Data entries
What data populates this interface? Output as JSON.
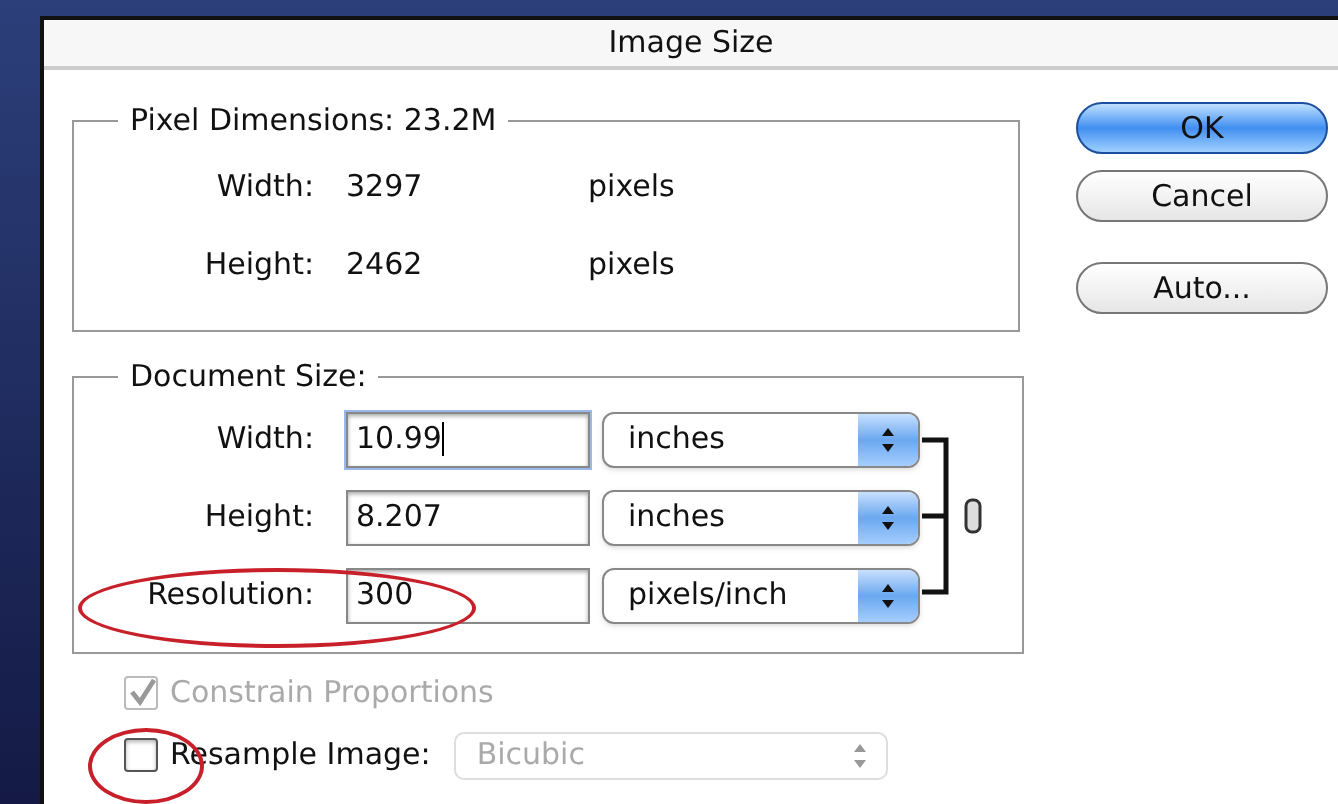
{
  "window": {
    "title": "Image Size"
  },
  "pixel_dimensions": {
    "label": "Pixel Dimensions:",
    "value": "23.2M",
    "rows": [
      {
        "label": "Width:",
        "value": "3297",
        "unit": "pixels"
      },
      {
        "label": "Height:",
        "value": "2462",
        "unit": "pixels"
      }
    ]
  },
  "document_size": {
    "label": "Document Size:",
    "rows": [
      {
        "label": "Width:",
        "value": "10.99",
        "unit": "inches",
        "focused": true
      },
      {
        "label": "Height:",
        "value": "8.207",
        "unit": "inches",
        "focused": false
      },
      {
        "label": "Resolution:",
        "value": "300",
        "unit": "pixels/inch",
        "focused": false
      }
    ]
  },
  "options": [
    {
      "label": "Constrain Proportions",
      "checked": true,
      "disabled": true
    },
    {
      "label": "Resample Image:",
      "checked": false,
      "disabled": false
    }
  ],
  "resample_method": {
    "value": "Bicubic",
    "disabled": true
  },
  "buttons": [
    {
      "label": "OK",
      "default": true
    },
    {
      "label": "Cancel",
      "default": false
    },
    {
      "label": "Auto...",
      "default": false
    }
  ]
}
...
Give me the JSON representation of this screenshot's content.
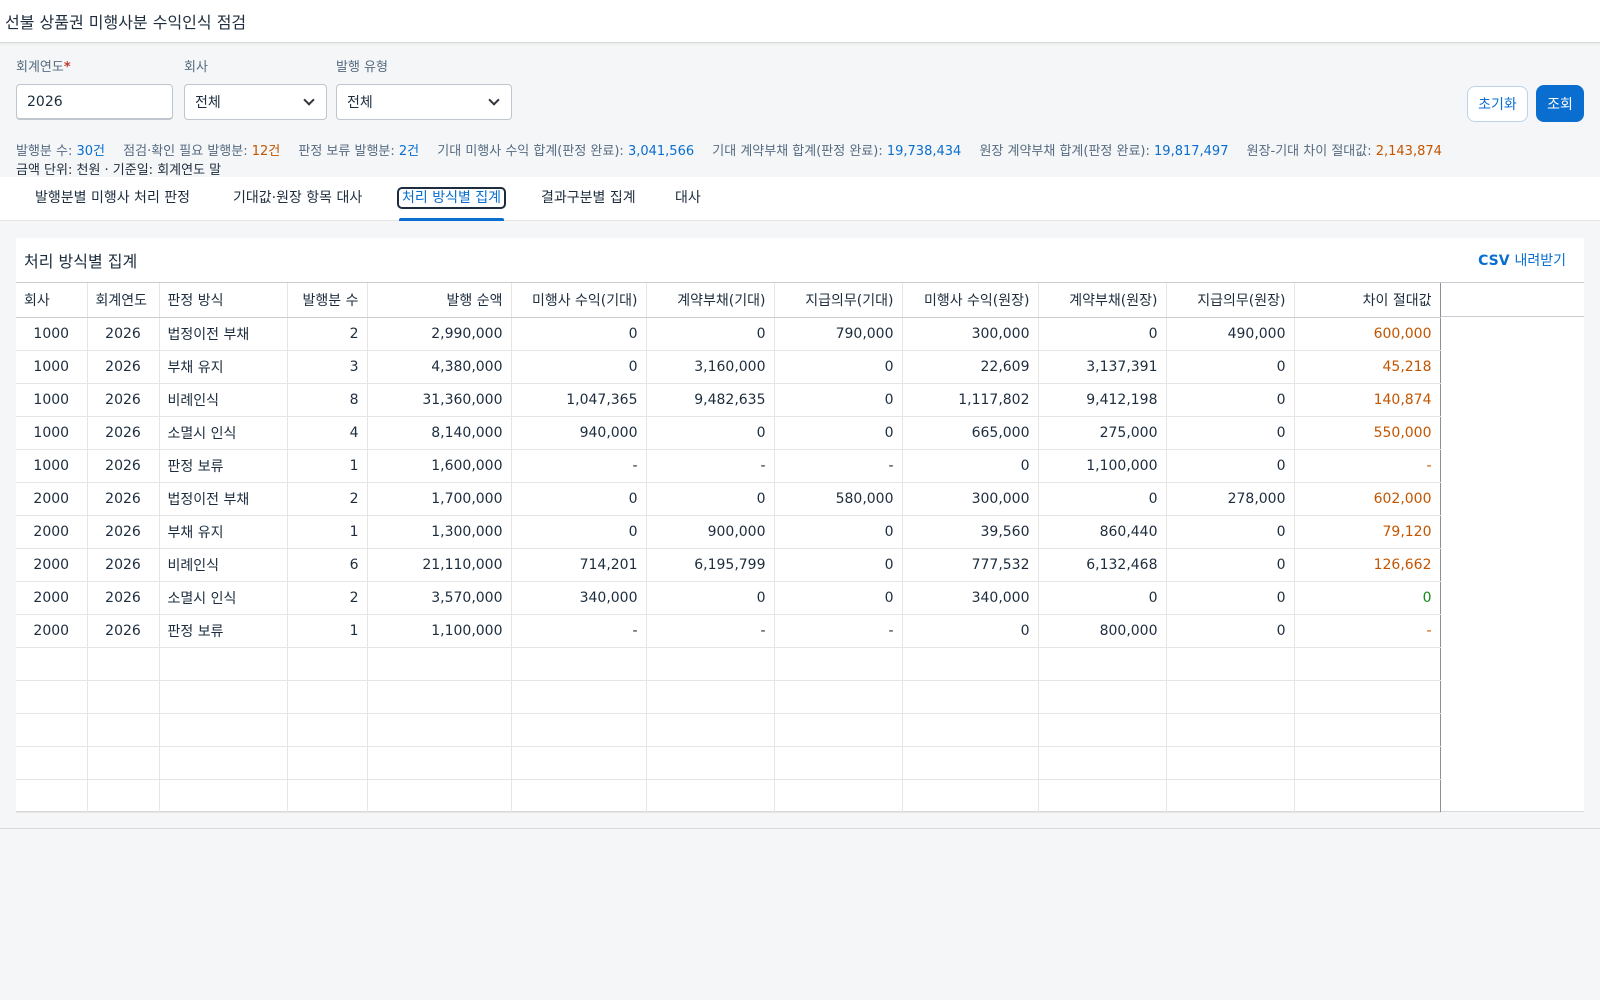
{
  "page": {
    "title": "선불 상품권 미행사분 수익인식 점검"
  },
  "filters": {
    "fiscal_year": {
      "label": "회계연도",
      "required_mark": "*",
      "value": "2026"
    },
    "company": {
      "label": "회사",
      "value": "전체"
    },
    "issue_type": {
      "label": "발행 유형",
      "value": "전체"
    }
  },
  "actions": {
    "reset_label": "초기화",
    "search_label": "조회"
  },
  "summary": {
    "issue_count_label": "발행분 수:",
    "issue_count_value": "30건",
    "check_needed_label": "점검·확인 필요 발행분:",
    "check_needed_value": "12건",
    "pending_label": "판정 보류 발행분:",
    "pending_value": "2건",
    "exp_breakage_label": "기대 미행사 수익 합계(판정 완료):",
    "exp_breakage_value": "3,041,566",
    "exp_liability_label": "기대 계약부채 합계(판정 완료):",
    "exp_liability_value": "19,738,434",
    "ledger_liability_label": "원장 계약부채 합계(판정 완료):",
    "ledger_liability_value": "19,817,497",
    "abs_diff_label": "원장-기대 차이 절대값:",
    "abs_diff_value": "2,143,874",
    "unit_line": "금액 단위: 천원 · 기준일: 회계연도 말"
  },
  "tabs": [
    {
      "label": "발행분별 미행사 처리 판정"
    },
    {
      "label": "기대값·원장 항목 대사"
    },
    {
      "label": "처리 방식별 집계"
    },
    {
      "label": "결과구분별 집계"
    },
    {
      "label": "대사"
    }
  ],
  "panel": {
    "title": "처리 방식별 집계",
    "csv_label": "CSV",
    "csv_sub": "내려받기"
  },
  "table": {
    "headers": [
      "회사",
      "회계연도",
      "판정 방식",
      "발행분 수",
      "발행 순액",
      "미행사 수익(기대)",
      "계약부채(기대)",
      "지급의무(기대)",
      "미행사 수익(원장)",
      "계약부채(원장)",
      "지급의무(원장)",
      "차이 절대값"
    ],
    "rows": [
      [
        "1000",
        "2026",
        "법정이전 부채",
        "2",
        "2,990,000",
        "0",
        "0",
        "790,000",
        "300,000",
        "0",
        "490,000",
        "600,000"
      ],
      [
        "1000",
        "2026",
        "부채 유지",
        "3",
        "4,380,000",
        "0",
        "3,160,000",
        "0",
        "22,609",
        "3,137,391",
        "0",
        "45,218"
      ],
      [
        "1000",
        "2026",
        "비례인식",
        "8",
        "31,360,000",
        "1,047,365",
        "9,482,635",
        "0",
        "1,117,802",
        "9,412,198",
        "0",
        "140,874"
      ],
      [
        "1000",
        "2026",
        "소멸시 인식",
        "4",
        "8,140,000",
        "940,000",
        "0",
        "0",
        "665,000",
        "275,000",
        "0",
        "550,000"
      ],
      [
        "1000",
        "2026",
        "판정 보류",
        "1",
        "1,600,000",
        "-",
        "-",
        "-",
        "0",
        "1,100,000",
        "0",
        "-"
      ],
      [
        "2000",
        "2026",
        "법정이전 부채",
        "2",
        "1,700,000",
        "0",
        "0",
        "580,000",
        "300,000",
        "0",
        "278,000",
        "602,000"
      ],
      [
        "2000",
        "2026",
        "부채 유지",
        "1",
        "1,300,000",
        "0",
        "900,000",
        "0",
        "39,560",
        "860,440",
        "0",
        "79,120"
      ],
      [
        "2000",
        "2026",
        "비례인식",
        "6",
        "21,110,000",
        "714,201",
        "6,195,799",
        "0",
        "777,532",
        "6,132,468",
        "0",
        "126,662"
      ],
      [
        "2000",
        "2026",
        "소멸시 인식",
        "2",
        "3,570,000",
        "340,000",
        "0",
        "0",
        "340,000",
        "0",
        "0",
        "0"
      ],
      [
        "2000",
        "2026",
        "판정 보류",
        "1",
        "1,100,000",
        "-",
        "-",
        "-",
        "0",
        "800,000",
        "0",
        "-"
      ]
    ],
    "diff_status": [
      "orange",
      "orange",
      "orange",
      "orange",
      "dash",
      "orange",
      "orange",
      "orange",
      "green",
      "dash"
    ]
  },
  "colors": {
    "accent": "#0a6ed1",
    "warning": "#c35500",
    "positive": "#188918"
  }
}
...
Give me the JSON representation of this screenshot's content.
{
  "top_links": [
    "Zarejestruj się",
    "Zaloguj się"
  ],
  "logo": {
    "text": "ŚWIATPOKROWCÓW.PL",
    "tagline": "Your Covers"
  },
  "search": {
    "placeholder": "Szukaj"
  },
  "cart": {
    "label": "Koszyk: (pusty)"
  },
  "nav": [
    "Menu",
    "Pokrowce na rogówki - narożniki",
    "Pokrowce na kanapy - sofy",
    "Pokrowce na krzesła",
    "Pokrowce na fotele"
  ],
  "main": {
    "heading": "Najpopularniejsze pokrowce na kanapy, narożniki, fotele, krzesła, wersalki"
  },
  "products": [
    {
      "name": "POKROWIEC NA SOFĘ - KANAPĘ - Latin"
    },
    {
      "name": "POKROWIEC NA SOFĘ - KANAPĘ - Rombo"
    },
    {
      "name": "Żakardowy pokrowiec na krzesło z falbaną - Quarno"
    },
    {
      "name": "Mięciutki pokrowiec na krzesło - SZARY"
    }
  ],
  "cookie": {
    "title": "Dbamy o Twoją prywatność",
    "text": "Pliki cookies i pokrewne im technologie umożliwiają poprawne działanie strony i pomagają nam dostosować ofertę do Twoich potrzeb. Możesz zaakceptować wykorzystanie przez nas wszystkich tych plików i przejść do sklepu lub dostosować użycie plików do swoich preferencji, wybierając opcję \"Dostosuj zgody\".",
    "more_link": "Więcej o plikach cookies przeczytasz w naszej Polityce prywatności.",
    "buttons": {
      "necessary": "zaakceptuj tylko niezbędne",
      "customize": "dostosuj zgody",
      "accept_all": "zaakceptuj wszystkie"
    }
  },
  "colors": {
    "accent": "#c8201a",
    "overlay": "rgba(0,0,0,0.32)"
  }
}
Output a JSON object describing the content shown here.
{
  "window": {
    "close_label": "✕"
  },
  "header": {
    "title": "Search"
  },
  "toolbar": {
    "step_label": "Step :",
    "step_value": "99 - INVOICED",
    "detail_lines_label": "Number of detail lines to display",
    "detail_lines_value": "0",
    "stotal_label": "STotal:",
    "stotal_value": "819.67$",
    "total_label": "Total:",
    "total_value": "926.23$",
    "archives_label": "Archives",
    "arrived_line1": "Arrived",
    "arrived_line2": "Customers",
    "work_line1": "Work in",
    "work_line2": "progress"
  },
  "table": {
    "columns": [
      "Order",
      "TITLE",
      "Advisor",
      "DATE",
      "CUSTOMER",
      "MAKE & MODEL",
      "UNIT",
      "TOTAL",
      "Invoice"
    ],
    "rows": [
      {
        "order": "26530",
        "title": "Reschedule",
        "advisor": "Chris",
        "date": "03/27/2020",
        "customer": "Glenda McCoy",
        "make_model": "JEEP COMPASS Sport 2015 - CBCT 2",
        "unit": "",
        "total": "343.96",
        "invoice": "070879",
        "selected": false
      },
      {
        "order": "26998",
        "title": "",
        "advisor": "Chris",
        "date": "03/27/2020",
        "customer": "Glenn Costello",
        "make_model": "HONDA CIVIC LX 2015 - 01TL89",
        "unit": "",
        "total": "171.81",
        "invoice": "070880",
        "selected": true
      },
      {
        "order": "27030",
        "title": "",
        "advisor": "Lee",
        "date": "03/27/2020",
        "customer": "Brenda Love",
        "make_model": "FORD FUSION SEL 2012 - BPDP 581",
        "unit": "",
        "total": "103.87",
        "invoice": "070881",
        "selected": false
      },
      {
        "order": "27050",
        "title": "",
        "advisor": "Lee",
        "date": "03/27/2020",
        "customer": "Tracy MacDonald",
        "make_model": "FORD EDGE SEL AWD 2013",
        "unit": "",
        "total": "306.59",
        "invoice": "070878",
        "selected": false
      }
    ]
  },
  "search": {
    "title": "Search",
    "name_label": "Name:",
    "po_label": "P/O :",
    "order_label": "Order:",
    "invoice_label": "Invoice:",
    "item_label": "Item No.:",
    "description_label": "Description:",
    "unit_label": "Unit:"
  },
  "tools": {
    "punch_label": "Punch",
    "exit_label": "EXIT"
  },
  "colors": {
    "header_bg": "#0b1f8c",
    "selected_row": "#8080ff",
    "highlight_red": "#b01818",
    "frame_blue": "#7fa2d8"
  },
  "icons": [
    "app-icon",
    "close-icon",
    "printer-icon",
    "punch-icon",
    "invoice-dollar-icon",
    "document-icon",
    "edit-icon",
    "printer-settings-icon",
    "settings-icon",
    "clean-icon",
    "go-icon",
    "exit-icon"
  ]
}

Short problem: Where a line contains the string "krzesło", extract that line.

The reply:
      "name": "Żakardowy pokrowiec na krzesło z falbaną - Quarno"
      "name": "Mięciutki pokrowiec na krzesło - SZARY"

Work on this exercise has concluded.